* GIVEN RECORDS
****

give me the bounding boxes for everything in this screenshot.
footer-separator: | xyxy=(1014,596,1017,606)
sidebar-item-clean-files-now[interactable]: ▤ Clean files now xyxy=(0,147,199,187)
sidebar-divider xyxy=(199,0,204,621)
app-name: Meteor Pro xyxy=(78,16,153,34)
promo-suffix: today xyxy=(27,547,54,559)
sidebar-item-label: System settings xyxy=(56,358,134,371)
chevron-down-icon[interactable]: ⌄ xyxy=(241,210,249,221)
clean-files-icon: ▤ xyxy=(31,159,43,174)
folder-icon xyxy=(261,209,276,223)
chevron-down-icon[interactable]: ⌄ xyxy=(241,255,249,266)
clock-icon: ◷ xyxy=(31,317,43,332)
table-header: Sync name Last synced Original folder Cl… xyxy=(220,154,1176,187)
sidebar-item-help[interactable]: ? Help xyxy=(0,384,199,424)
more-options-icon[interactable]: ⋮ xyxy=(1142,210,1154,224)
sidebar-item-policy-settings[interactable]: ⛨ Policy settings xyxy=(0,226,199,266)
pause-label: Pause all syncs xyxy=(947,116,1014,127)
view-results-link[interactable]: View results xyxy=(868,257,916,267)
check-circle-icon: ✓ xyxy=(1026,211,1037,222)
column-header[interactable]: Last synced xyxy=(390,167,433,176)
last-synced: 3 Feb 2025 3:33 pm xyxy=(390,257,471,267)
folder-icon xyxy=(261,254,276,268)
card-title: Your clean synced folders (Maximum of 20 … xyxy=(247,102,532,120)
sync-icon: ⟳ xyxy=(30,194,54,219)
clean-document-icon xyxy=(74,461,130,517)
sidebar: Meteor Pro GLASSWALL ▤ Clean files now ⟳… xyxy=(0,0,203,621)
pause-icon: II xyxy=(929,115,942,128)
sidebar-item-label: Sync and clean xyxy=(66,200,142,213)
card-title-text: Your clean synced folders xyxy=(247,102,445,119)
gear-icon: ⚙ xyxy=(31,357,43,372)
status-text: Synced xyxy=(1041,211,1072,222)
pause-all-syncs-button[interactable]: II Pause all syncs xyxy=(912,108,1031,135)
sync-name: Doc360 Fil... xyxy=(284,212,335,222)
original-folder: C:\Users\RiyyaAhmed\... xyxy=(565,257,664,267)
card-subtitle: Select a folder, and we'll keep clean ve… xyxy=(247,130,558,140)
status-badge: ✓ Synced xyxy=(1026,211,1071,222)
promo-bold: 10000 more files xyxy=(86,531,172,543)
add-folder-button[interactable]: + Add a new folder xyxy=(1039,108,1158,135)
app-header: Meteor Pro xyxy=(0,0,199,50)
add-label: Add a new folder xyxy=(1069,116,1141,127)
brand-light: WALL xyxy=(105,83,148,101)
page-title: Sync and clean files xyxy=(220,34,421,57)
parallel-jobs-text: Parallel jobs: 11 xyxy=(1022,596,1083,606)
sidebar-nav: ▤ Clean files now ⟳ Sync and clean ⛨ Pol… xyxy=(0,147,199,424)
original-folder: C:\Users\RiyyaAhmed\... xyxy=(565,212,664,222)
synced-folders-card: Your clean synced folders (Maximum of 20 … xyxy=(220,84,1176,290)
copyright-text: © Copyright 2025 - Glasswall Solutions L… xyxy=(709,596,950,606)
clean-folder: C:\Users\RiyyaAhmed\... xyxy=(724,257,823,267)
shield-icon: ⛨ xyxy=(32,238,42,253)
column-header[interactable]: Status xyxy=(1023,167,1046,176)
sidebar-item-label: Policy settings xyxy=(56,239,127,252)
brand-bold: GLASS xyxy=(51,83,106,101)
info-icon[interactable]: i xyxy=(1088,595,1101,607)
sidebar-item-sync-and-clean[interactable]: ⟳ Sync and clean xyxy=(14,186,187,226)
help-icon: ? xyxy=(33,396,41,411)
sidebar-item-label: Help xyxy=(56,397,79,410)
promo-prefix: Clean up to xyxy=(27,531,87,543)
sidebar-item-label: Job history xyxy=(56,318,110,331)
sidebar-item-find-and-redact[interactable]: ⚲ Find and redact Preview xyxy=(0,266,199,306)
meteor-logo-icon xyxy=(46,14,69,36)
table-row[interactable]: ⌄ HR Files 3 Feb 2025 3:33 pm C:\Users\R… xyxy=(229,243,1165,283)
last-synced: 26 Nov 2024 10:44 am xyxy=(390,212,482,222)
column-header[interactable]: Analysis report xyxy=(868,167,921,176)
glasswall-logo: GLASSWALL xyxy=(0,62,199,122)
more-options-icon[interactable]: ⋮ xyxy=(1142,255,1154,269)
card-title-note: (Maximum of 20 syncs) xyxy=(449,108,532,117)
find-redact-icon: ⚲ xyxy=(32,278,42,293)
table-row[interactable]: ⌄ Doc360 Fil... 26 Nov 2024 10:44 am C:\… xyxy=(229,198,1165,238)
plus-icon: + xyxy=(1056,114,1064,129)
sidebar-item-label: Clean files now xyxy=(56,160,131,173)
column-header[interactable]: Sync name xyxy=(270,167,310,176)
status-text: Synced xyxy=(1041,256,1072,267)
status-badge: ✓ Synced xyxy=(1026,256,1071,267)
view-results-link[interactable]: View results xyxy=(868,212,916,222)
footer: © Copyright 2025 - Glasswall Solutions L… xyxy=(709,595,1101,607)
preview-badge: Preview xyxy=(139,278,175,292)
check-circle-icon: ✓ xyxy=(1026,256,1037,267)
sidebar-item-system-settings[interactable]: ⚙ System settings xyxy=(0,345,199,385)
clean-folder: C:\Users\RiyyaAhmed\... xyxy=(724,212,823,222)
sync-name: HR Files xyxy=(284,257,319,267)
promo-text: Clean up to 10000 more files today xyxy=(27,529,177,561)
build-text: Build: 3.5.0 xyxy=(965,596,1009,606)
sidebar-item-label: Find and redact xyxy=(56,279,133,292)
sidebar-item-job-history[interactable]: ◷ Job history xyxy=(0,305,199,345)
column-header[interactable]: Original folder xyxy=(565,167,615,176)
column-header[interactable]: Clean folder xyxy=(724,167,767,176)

****

* TO BE DONE
Render the lines of the items as a JSON list of strings, one string per line and with blank lines omitted, starting at the first line of the items and ending at the line containing "sidebar-item-label: System settings", both included.

* CORRECT ANSWER
[
  "give me the bounding boxes for everything in this screenshot.",
  "footer-separator: | xyxy=(1014,596,1017,606)",
  "sidebar-item-clean-files-now[interactable]: ▤ Clean files now xyxy=(0,147,199,187)",
  "sidebar-divider xyxy=(199,0,204,621)",
  "app-name: Meteor Pro xyxy=(78,16,153,34)",
  "promo-suffix: today xyxy=(27,547,54,559)",
  "sidebar-item-label: System settings xyxy=(56,358,134,371)"
]